[Material for this task]:
☆ ☆ ☆

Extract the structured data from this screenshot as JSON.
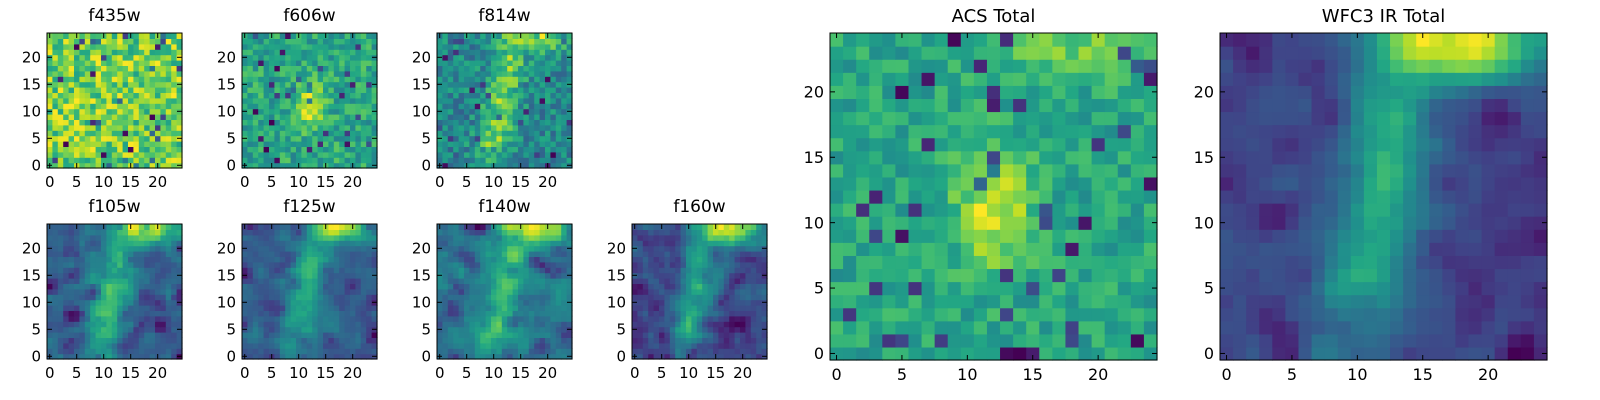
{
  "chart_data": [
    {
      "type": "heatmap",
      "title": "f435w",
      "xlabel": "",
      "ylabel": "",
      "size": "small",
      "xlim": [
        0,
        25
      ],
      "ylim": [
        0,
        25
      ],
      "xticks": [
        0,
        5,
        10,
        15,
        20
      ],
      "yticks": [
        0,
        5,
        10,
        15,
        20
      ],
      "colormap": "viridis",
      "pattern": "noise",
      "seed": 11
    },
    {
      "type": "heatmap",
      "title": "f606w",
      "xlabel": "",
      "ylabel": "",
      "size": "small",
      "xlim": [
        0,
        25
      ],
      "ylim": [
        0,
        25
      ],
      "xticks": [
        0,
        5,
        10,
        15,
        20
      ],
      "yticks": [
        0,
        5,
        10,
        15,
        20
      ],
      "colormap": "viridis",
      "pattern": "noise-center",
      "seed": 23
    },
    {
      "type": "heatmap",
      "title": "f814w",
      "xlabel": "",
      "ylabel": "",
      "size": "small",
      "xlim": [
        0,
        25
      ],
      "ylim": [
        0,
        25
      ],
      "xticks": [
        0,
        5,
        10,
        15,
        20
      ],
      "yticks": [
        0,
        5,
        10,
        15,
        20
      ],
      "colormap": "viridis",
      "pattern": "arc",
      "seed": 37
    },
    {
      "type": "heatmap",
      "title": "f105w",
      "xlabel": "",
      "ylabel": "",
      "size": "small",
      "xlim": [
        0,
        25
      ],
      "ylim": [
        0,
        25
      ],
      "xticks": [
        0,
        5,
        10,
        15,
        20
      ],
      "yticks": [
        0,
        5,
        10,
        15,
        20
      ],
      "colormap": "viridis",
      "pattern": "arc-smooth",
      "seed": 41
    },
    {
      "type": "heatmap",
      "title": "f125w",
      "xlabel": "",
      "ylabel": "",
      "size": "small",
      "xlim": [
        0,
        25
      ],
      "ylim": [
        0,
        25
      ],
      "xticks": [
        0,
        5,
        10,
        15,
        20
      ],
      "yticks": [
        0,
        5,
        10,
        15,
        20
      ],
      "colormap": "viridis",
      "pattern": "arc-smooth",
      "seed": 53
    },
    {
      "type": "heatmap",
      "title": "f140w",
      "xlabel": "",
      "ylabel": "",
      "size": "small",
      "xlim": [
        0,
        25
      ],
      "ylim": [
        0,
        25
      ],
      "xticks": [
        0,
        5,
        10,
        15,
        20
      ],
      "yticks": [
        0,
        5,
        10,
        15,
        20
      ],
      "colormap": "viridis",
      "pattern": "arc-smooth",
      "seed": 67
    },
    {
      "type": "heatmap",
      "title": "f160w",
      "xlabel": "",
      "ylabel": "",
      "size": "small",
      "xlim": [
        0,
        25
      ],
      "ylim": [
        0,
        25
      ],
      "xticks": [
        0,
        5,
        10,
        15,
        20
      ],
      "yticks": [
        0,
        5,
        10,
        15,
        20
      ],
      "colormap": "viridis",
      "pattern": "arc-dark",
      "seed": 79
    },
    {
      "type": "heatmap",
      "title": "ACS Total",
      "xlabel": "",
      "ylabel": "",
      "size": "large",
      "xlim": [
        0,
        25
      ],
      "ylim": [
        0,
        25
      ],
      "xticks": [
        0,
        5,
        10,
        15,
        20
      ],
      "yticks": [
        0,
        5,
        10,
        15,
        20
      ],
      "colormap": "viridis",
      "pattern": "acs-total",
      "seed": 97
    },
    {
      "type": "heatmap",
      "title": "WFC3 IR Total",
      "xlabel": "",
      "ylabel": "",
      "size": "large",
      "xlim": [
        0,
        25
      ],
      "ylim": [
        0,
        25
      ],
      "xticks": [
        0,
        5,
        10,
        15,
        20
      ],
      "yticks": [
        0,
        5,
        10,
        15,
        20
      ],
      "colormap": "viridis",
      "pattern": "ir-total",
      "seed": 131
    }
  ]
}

☆ ☆ ☆

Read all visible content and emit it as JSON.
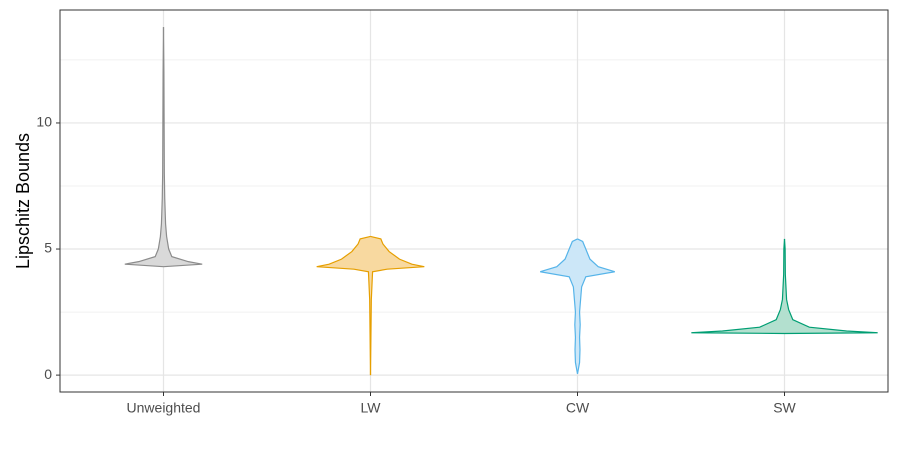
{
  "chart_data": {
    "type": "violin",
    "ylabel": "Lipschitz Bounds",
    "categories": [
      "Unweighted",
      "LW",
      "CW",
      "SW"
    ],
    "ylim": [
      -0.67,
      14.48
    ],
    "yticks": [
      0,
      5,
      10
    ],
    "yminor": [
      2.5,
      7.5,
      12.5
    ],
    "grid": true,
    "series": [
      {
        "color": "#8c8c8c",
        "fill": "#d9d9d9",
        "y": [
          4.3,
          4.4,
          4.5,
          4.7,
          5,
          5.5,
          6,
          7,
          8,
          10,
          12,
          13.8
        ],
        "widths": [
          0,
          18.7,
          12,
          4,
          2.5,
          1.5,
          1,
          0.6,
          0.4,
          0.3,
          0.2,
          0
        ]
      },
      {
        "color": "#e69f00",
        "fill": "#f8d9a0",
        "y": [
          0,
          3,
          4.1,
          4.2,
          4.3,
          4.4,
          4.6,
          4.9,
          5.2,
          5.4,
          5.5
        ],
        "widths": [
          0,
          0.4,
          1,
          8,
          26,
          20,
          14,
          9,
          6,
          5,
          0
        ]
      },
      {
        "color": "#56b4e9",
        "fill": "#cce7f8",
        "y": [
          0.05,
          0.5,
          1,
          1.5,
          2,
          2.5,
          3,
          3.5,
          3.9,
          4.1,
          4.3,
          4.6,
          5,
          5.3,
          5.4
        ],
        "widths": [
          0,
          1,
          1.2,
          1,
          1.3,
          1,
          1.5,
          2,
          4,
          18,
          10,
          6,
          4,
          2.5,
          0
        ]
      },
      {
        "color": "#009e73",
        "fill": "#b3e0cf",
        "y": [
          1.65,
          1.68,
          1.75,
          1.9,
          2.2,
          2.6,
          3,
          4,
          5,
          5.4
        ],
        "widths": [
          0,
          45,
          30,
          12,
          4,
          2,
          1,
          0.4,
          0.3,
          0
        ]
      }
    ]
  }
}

☆ ☆ ☆

[Objective]:
Report how many lines of the entries hold the string "pattern". Provide the number alone.

[Correct response]:
9